▸ **Instructions to follow**
The answer must be every entry below, word for word, with the pictures left out.

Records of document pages

- - - -

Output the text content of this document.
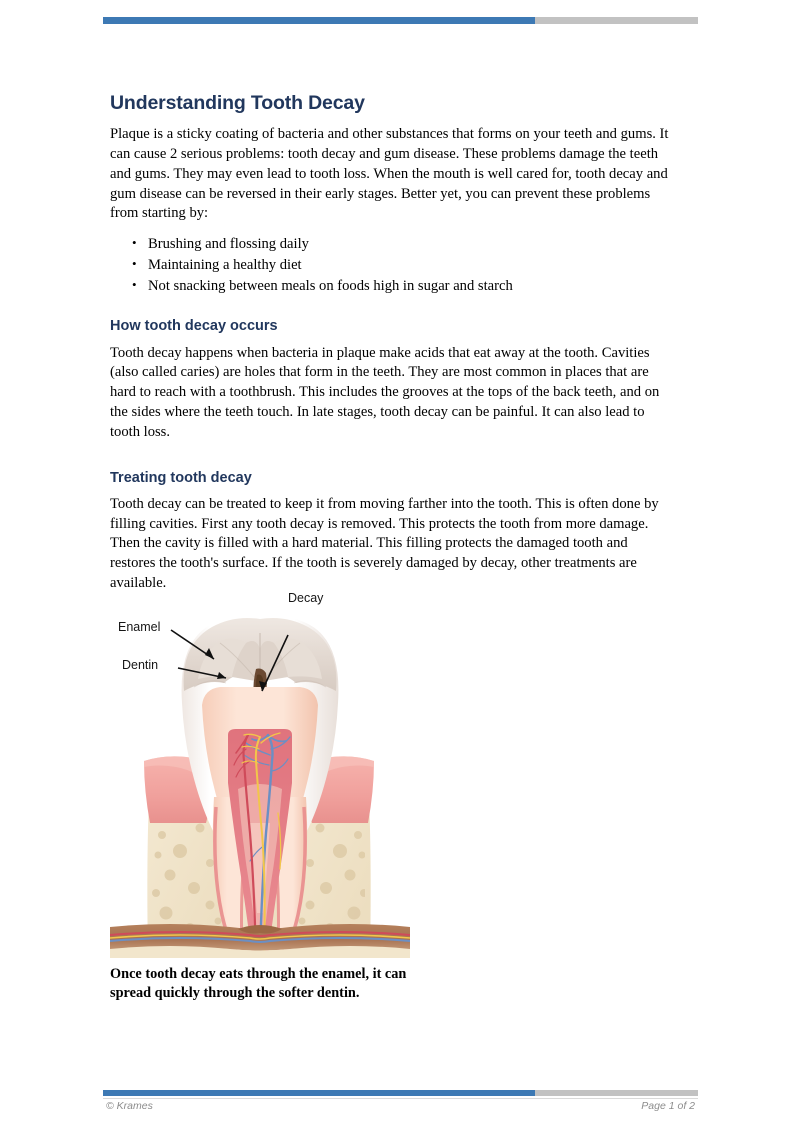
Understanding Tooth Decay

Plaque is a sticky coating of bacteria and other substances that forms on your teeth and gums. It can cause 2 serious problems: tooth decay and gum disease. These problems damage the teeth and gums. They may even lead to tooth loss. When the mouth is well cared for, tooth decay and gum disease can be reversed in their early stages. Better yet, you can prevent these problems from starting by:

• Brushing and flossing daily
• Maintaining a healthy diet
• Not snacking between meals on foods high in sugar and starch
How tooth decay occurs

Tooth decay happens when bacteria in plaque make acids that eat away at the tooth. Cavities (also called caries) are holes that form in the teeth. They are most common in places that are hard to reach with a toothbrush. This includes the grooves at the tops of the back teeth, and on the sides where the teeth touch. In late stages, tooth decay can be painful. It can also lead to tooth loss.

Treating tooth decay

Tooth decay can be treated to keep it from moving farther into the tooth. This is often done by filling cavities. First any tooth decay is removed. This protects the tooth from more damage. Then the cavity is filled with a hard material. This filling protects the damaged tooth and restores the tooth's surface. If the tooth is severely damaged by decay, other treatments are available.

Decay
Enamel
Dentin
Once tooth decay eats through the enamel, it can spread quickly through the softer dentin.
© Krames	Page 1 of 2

- - - -

▸ **The answer**
Output the text content of this document.
Understanding Tooth Decay

Plaque is a sticky coating of bacteria and other substances that forms on your teeth and gums. It can cause 2 serious problems: tooth decay and gum disease. These problems damage the teeth and gums. They may even lead to tooth loss. When the mouth is well cared for, tooth decay and gum disease can be reversed in their early stages. Better yet, you can prevent these problems from starting by:

• Brushing and flossing daily
• Maintaining a healthy diet
• Not snacking between meals on foods high in sugar and starch
How tooth decay occurs

Tooth decay happens when bacteria in plaque make acids that eat away at the tooth. Cavities (also called caries) are holes that form in the teeth. They are most common in places that are hard to reach with a toothbrush. This includes the grooves at the tops of the back teeth, and on the sides where the teeth touch. In late stages, tooth decay can be painful. It can also lead to tooth loss.

Treating tooth decay

Tooth decay can be treated to keep it from moving farther into the tooth. This is often done by filling cavities. First any tooth decay is removed. This protects the tooth from more damage. Then the cavity is filled with a hard material. This filling protects the damaged tooth and restores the tooth's surface. If the tooth is severely damaged by decay, other treatments are available.

Decay
Enamel
Dentin
Once tooth decay eats through the enamel, it can spread quickly through the softer dentin.
© Krames	Page 1 of 2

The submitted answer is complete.